> _Task description_: Set down all of the data exactly as it appears.
____ Data for the task
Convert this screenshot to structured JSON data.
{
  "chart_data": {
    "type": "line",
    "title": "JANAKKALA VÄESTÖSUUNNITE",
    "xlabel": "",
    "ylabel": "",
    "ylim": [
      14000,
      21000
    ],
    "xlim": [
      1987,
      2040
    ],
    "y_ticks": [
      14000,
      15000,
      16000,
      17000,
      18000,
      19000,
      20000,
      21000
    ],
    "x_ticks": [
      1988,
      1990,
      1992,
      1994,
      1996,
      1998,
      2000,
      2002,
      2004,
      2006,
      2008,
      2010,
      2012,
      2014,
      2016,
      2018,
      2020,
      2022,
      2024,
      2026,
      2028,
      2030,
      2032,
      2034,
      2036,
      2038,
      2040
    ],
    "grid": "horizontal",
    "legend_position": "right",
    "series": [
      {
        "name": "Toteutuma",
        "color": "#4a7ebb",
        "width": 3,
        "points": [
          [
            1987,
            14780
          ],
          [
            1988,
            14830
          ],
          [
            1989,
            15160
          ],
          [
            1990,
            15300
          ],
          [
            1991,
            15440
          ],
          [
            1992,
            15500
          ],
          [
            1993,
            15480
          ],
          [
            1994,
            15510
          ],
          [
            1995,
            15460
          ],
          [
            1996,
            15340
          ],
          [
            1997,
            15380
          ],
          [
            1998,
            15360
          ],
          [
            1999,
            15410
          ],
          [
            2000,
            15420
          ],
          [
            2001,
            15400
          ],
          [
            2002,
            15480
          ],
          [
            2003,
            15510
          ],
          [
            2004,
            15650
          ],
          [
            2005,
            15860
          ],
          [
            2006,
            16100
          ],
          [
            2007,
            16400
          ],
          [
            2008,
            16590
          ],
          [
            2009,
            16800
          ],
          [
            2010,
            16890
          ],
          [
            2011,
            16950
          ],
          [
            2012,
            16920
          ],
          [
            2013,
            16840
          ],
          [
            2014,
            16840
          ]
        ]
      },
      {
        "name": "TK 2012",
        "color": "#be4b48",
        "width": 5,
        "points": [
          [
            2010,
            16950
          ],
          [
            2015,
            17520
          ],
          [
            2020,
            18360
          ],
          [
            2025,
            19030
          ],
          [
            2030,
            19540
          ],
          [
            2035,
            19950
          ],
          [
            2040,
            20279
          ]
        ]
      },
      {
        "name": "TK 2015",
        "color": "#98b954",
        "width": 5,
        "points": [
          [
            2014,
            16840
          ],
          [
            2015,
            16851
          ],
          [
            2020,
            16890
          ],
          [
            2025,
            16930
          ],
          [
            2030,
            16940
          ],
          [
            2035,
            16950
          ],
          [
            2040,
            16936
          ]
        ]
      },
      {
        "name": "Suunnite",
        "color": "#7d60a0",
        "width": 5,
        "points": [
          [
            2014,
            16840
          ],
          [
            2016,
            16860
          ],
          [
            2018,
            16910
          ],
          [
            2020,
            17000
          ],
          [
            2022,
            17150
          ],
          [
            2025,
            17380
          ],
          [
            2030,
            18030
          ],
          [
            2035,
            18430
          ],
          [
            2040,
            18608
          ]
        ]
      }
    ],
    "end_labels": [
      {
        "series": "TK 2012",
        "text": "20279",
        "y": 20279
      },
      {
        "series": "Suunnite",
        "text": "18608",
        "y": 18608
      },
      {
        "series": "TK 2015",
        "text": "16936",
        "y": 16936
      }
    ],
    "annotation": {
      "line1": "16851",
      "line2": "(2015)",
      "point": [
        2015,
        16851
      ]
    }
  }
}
________
> _Solved problem_:
Convert this screenshot to structured JSON data.
{
  "chart_data": {
    "type": "line",
    "title": "JANAKKALA VÄESTÖSUUNNITE",
    "xlabel": "",
    "ylabel": "",
    "ylim": [
      14000,
      21000
    ],
    "xlim": [
      1987,
      2040
    ],
    "y_ticks": [
      14000,
      15000,
      16000,
      17000,
      18000,
      19000,
      20000,
      21000
    ],
    "x_ticks": [
      1988,
      1990,
      1992,
      1994,
      1996,
      1998,
      2000,
      2002,
      2004,
      2006,
      2008,
      2010,
      2012,
      2014,
      2016,
      2018,
      2020,
      2022,
      2024,
      2026,
      2028,
      2030,
      2032,
      2034,
      2036,
      2038,
      2040
    ],
    "grid": "horizontal",
    "legend_position": "right",
    "series": [
      {
        "name": "Toteutuma",
        "color": "#4a7ebb",
        "width": 3,
        "points": [
          [
            1987,
            14780
          ],
          [
            1988,
            14830
          ],
          [
            1989,
            15160
          ],
          [
            1990,
            15300
          ],
          [
            1991,
            15440
          ],
          [
            1992,
            15500
          ],
          [
            1993,
            15480
          ],
          [
            1994,
            15510
          ],
          [
            1995,
            15460
          ],
          [
            1996,
            15340
          ],
          [
            1997,
            15380
          ],
          [
            1998,
            15360
          ],
          [
            1999,
            15410
          ],
          [
            2000,
            15420
          ],
          [
            2001,
            15400
          ],
          [
            2002,
            15480
          ],
          [
            2003,
            15510
          ],
          [
            2004,
            15650
          ],
          [
            2005,
            15860
          ],
          [
            2006,
            16100
          ],
          [
            2007,
            16400
          ],
          [
            2008,
            16590
          ],
          [
            2009,
            16800
          ],
          [
            2010,
            16890
          ],
          [
            2011,
            16950
          ],
          [
            2012,
            16920
          ],
          [
            2013,
            16840
          ],
          [
            2014,
            16840
          ]
        ]
      },
      {
        "name": "TK 2012",
        "color": "#be4b48",
        "width": 5,
        "points": [
          [
            2010,
            16950
          ],
          [
            2015,
            17520
          ],
          [
            2020,
            18360
          ],
          [
            2025,
            19030
          ],
          [
            2030,
            19540
          ],
          [
            2035,
            19950
          ],
          [
            2040,
            20279
          ]
        ]
      },
      {
        "name": "TK 2015",
        "color": "#98b954",
        "width": 5,
        "points": [
          [
            2014,
            16840
          ],
          [
            2015,
            16851
          ],
          [
            2020,
            16890
          ],
          [
            2025,
            16930
          ],
          [
            2030,
            16940
          ],
          [
            2035,
            16950
          ],
          [
            2040,
            16936
          ]
        ]
      },
      {
        "name": "Suunnite",
        "color": "#7d60a0",
        "width": 5,
        "points": [
          [
            2014,
            16840
          ],
          [
            2016,
            16860
          ],
          [
            2018,
            16910
          ],
          [
            2020,
            17000
          ],
          [
            2022,
            17150
          ],
          [
            2025,
            17380
          ],
          [
            2030,
            18030
          ],
          [
            2035,
            18430
          ],
          [
            2040,
            18608
          ]
        ]
      }
    ],
    "end_labels": [
      {
        "series": "TK 2012",
        "text": "20279",
        "y": 20279
      },
      {
        "series": "Suunnite",
        "text": "18608",
        "y": 18608
      },
      {
        "series": "TK 2015",
        "text": "16936",
        "y": 16936
      }
    ],
    "annotation": {
      "line1": "16851",
      "line2": "(2015)",
      "point": [
        2015,
        16851
      ]
    }
  }
}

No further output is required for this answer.